### Given exercise
The listing below should be copied in full, word for word.
══ Exercise materials ══
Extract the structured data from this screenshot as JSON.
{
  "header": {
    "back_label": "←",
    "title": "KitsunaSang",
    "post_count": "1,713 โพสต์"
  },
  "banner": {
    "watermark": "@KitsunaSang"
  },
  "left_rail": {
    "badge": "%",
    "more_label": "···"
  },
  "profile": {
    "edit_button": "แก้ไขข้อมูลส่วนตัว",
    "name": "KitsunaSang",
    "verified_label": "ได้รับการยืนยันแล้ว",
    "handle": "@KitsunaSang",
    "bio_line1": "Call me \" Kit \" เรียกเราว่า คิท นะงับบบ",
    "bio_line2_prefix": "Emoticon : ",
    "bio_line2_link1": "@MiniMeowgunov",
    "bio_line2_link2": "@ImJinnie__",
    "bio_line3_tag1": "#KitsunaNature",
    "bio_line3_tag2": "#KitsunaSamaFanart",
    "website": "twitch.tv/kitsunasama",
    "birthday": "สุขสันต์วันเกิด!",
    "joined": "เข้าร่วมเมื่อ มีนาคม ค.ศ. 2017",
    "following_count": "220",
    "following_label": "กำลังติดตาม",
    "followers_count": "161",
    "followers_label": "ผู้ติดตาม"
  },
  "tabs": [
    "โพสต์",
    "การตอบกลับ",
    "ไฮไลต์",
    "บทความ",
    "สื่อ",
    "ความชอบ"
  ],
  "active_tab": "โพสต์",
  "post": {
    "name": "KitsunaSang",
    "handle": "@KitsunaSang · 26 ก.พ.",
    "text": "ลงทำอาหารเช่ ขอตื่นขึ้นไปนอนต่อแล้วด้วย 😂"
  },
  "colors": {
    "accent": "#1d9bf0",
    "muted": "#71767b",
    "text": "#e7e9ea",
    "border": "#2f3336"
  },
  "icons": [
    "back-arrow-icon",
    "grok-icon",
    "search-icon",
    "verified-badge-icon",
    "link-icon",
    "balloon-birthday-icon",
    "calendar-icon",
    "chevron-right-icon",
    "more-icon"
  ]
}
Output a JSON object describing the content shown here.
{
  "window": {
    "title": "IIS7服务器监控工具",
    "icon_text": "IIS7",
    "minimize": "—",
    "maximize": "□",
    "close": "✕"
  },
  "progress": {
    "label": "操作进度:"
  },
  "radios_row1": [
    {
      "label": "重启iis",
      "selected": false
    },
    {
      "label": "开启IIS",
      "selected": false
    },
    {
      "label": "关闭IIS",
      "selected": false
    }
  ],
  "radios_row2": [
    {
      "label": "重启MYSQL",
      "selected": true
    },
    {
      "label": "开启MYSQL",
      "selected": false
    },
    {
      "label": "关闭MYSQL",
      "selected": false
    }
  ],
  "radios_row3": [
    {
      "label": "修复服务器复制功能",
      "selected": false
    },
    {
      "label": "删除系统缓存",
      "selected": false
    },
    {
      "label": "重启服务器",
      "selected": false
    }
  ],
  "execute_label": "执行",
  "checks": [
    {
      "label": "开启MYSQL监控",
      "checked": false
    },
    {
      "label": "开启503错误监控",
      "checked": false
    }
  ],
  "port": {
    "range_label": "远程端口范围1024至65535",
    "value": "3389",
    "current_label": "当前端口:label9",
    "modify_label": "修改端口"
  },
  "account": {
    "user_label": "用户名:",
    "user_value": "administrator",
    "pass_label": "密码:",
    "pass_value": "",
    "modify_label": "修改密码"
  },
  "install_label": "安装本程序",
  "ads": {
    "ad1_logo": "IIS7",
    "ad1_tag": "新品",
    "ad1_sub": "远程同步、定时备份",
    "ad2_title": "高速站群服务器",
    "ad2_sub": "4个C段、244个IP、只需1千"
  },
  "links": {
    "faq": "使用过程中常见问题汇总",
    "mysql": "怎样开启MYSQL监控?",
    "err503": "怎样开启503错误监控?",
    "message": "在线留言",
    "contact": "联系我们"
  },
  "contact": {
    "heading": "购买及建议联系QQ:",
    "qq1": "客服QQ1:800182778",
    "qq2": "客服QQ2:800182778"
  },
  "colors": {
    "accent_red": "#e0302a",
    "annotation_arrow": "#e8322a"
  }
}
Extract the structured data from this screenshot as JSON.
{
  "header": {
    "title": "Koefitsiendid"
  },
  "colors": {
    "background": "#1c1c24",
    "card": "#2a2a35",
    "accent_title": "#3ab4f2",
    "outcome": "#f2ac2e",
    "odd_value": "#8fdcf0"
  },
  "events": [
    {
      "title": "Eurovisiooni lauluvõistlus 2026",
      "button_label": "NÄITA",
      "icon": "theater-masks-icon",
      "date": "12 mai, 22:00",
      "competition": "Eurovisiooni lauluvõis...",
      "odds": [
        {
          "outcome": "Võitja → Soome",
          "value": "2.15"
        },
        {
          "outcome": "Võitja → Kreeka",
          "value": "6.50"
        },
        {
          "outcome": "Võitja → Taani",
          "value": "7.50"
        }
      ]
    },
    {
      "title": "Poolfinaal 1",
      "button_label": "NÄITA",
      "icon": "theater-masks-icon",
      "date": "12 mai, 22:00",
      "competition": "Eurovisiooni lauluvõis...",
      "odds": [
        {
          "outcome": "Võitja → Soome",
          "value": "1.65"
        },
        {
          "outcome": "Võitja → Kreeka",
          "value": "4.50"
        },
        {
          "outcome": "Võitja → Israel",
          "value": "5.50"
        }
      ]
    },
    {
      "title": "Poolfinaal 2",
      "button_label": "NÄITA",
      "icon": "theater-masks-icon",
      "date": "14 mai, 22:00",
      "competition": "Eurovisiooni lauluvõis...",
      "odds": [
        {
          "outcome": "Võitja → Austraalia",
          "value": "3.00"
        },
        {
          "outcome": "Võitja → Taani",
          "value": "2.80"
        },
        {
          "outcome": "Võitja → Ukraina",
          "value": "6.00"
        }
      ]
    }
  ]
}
═══
### Correct result
Extract the structured data from this screenshot as JSON.
{
  "header": {
    "back_label": "←",
    "title": "KitsunaSang",
    "post_count": "1,713 โพสต์"
  },
  "banner": {
    "watermark": "@KitsunaSang"
  },
  "left_rail": {
    "badge": "%",
    "more_label": "···"
  },
  "profile": {
    "edit_button": "แก้ไขข้อมูลส่วนตัว",
    "name": "KitsunaSang",
    "verified_label": "ได้รับการยืนยันแล้ว",
    "handle": "@KitsunaSang",
    "bio_line1": "Call me \" Kit \" เรียกเราว่า คิท นะงับบบ",
    "bio_line2_prefix": "Emoticon : ",
    "bio_line2_link1": "@MiniMeowgunov",
    "bio_line2_link2": "@ImJinnie__",
    "bio_line3_tag1": "#KitsunaNature",
    "bio_line3_tag2": "#KitsunaSamaFanart",
    "website": "twitch.tv/kitsunasama",
    "birthday": "สุขสันต์วันเกิด!",
    "joined": "เข้าร่วมเมื่อ มีนาคม ค.ศ. 2017",
    "following_count": "220",
    "following_label": "กำลังติดตาม",
    "followers_count": "161",
    "followers_label": "ผู้ติดตาม"
  },
  "tabs": [
    "โพสต์",
    "การตอบกลับ",
    "ไฮไลต์",
    "บทความ",
    "สื่อ",
    "ความชอบ"
  ],
  "active_tab": "โพสต์",
  "post": {
    "name": "KitsunaSang",
    "handle": "@KitsunaSang · 26 ก.พ.",
    "text": "ลงทำอาหารเช่ ขอตื่นขึ้นไปนอนต่อแล้วด้วย 😂"
  },
  "colors": {
    "accent": "#1d9bf0",
    "muted": "#71767b",
    "text": "#e7e9ea",
    "border": "#2f3336"
  },
  "icons": [
    "back-arrow-icon",
    "grok-icon",
    "search-icon",
    "verified-badge-icon",
    "link-icon",
    "balloon-birthday-icon",
    "calendar-icon",
    "chevron-right-icon",
    "more-icon"
  ]
}
Output a JSON object describing the content shown here.
{
  "window": {
    "title": "IIS7服务器监控工具",
    "icon_text": "IIS7",
    "minimize": "—",
    "maximize": "□",
    "close": "✕"
  },
  "progress": {
    "label": "操作进度:"
  },
  "radios_row1": [
    {
      "label": "重启iis",
      "selected": false
    },
    {
      "label": "开启IIS",
      "selected": false
    },
    {
      "label": "关闭IIS",
      "selected": false
    }
  ],
  "radios_row2": [
    {
      "label": "重启MYSQL",
      "selected": true
    },
    {
      "label": "开启MYSQL",
      "selected": false
    },
    {
      "label": "关闭MYSQL",
      "selected": false
    }
  ],
  "radios_row3": [
    {
      "label": "修复服务器复制功能",
      "selected": false
    },
    {
      "label": "删除系统缓存",
      "selected": false
    },
    {
      "label": "重启服务器",
      "selected": false
    }
  ],
  "execute_label": "执行",
  "checks": [
    {
      "label": "开启MYSQL监控",
      "checked": false
    },
    {
      "label": "开启503错误监控",
      "checked": false
    }
  ],
  "port": {
    "range_label": "远程端口范围1024至65535",
    "value": "3389",
    "current_label": "当前端口:label9",
    "modify_label": "修改端口"
  },
  "account": {
    "user_label": "用户名:",
    "user_value": "administrator",
    "pass_label": "密码:",
    "pass_value": "",
    "modify_label": "修改密码"
  },
  "install_label": "安装本程序",
  "ads": {
    "ad1_logo": "IIS7",
    "ad1_tag": "新品",
    "ad1_sub": "远程同步、定时备份",
    "ad2_title": "高速站群服务器",
    "ad2_sub": "4个C段、244个IP、只需1千"
  },
  "links": {
    "faq": "使用过程中常见问题汇总",
    "mysql": "怎样开启MYSQL监控?",
    "err503": "怎样开启503错误监控?",
    "message": "在线留言",
    "contact": "联系我们"
  },
  "contact": {
    "heading": "购买及建议联系QQ:",
    "qq1": "客服QQ1:800182778",
    "qq2": "客服QQ2:800182778"
  },
  "colors": {
    "accent_red": "#e0302a",
    "annotation_arrow": "#e8322a"
  }
}
Extract the structured data from this screenshot as JSON.
{
  "header": {
    "title": "Koefitsiendid"
  },
  "colors": {
    "background": "#1c1c24",
    "card": "#2a2a35",
    "accent_title": "#3ab4f2",
    "outcome": "#f2ac2e",
    "odd_value": "#8fdcf0"
  },
  "events": [
    {
      "title": "Eurovisiooni lauluvõistlus 2026",
      "button_label": "NÄITA",
      "icon": "theater-masks-icon",
      "date": "12 mai, 22:00",
      "competition": "Eurovisiooni lauluvõis...",
      "odds": [
        {
          "outcome": "Võitja → Soome",
          "value": "2.15"
        },
        {
          "outcome": "Võitja → Kreeka",
          "value": "6.50"
        },
        {
          "outcome": "Võitja → Taani",
          "value": "7.50"
        }
      ]
    },
    {
      "title": "Poolfinaal 1",
      "button_label": "NÄITA",
      "icon": "theater-masks-icon",
      "date": "12 mai, 22:00",
      "competition": "Eurovisiooni lauluvõis...",
      "odds": [
        {
          "outcome": "Võitja → Soome",
          "value": "1.65"
        },
        {
          "outcome": "Võitja → Kreeka",
          "value": "4.50"
        },
        {
          "outcome": "Võitja → Israel",
          "value": "5.50"
        }
      ]
    },
    {
      "title": "Poolfinaal 2",
      "button_label": "NÄITA",
      "icon": "theater-masks-icon",
      "date": "14 mai, 22:00",
      "competition": "Eurovisiooni lauluvõis...",
      "odds": [
        {
          "outcome": "Võitja → Austraalia",
          "value": "3.00"
        },
        {
          "outcome": "Võitja → Taani",
          "value": "2.80"
        },
        {
          "outcome": "Võitja → Ukraina",
          "value": "6.00"
        }
      ]
    }
  ]
}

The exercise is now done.